§ The task
Go through the entries and transcribe each one exactly, dropping the pictures.

§ Data in this exercise
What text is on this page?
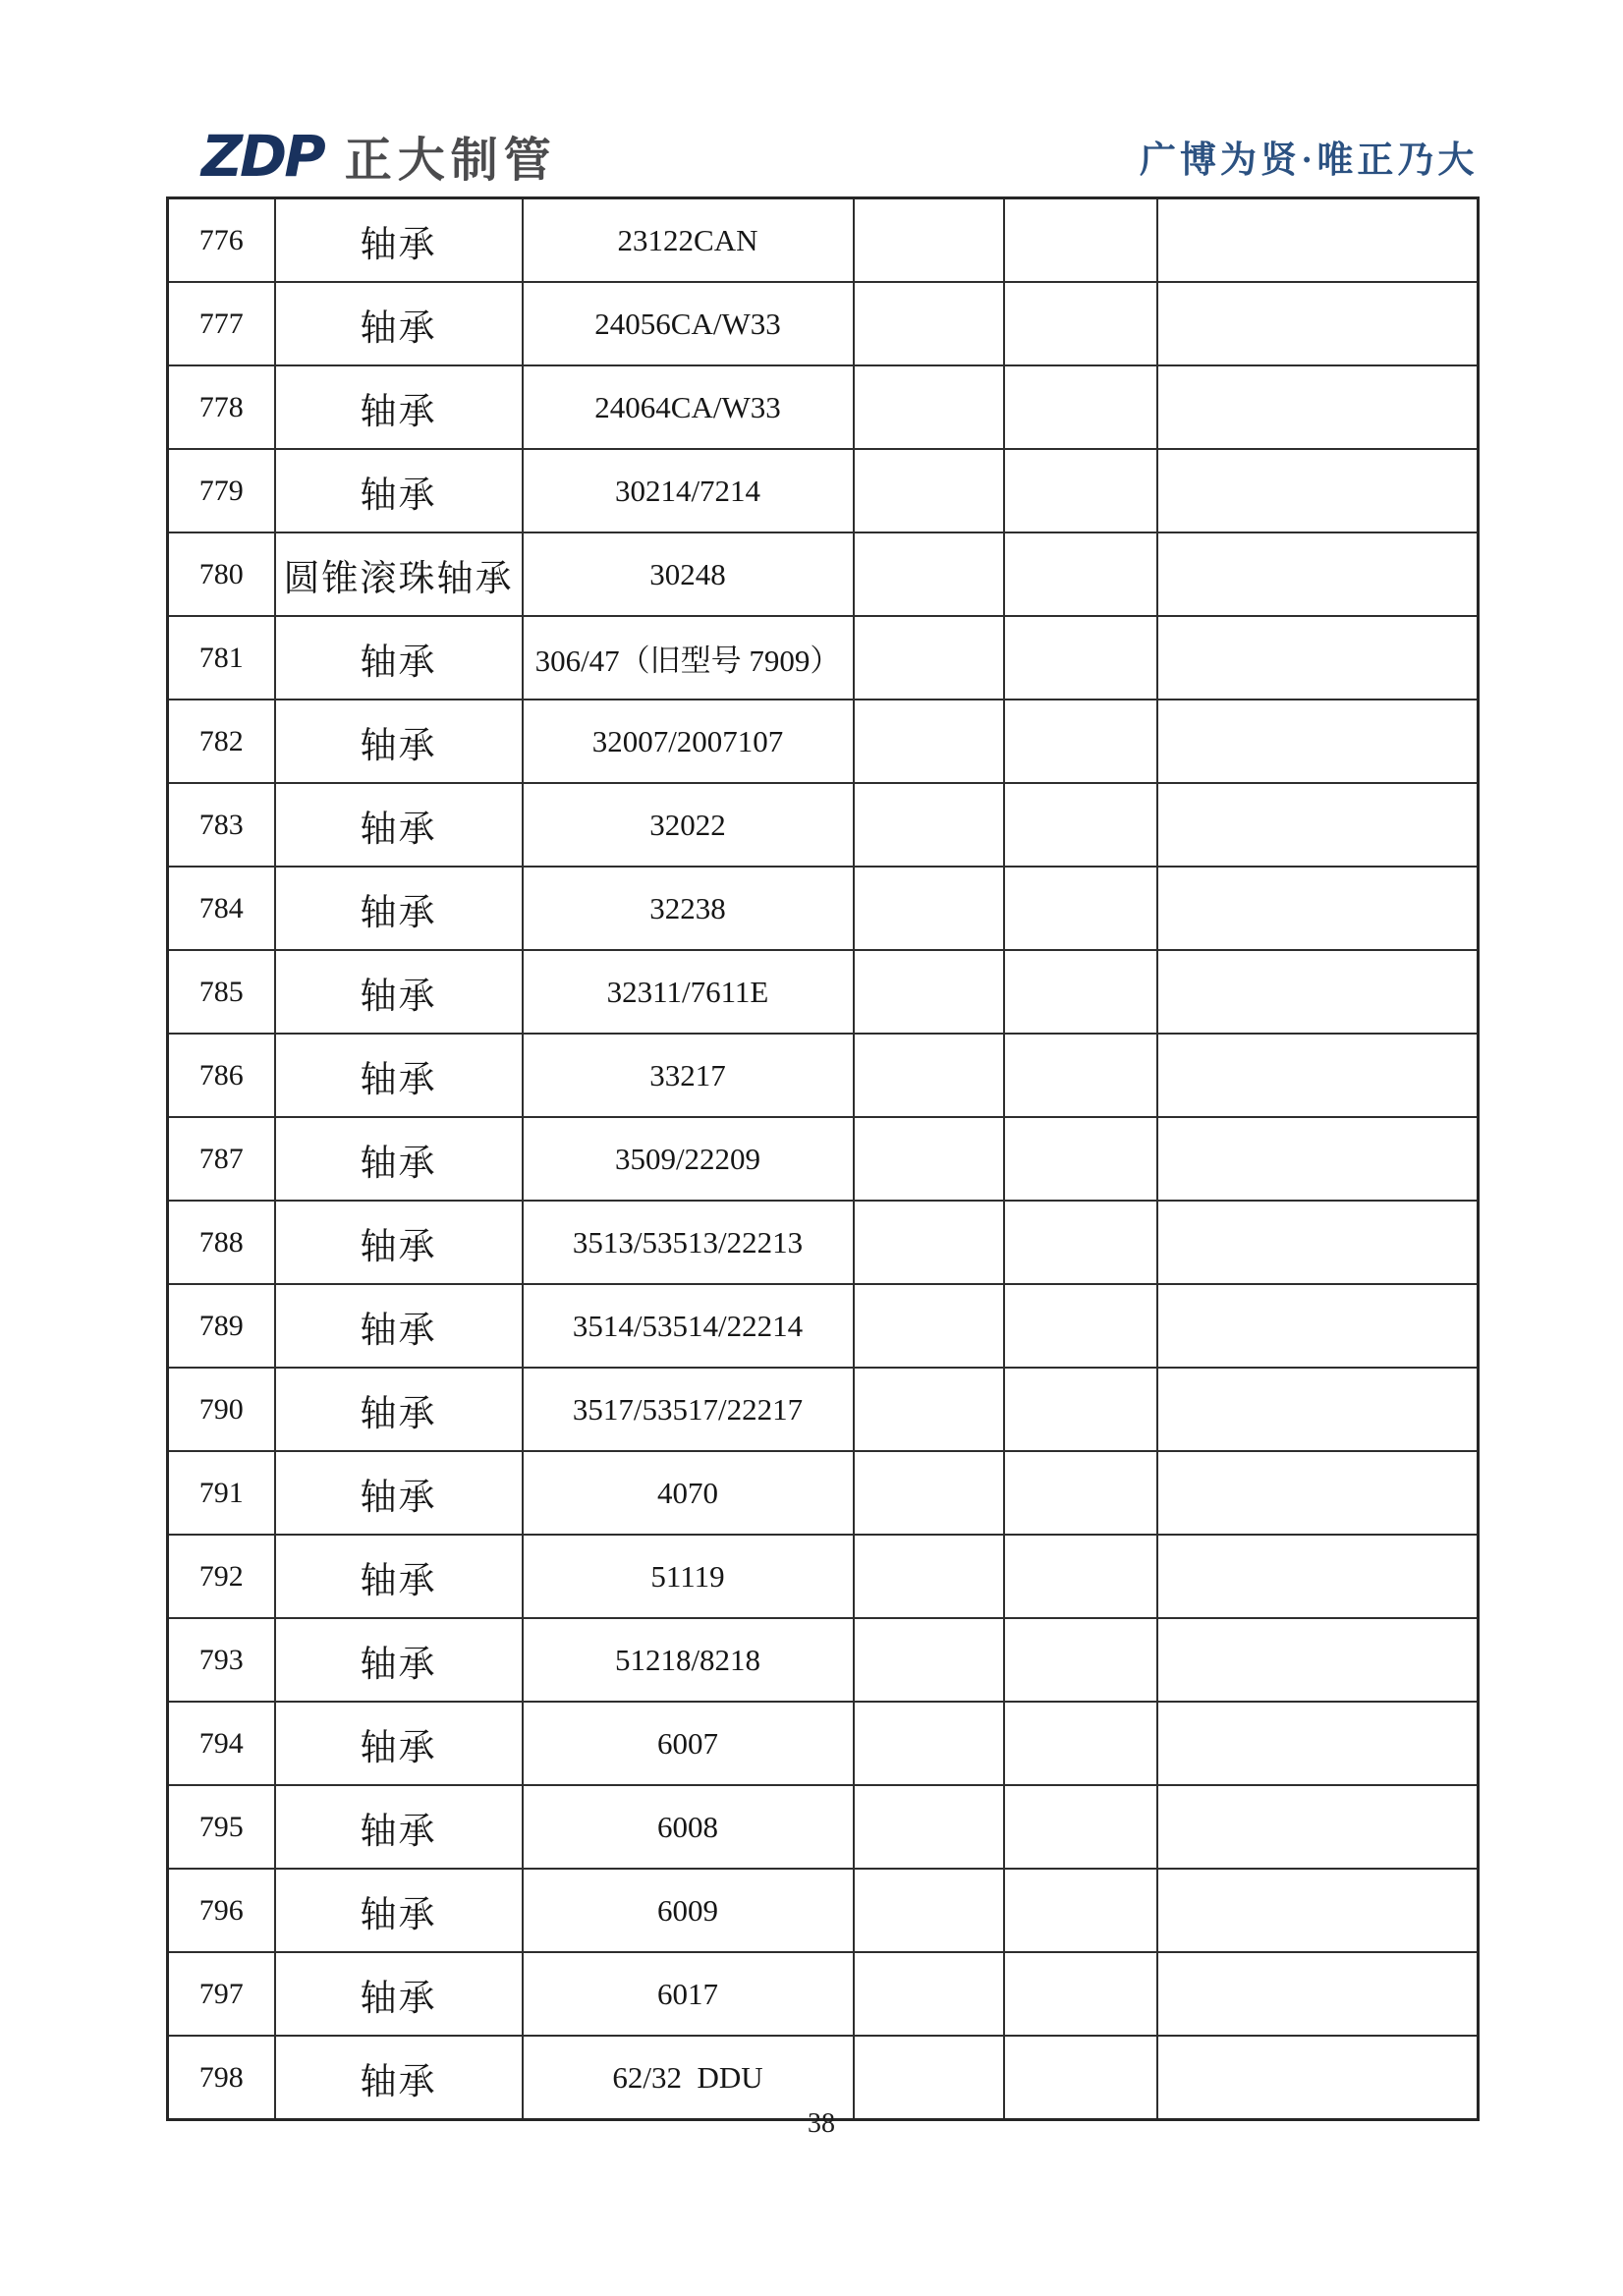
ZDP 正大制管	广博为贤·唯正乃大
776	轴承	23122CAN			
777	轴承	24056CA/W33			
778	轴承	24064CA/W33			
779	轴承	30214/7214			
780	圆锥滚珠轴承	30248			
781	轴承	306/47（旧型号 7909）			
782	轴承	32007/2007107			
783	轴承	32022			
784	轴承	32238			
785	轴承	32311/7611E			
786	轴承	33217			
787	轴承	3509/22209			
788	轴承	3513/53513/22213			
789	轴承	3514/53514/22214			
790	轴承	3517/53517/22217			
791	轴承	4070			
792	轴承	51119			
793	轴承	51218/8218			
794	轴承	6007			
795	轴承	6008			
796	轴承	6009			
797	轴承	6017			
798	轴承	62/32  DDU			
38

§ Result of this task
What text is on this page?
ZDP 正大制管	广博为贤·唯正乃大
776	轴承	23122CAN			
777	轴承	24056CA/W33			
778	轴承	24064CA/W33			
779	轴承	30214/7214			
780	圆锥滚珠轴承	30248			
781	轴承	306/47（旧型号 7909）			
782	轴承	32007/2007107			
783	轴承	32022			
784	轴承	32238			
785	轴承	32311/7611E			
786	轴承	33217			
787	轴承	3509/22209			
788	轴承	3513/53513/22213			
789	轴承	3514/53514/22214			
790	轴承	3517/53517/22217			
791	轴承	4070			
792	轴承	51119			
793	轴承	51218/8218			
794	轴承	6007			
795	轴承	6008			
796	轴承	6009			
797	轴承	6017			
798	轴承	62/32  DDU			
38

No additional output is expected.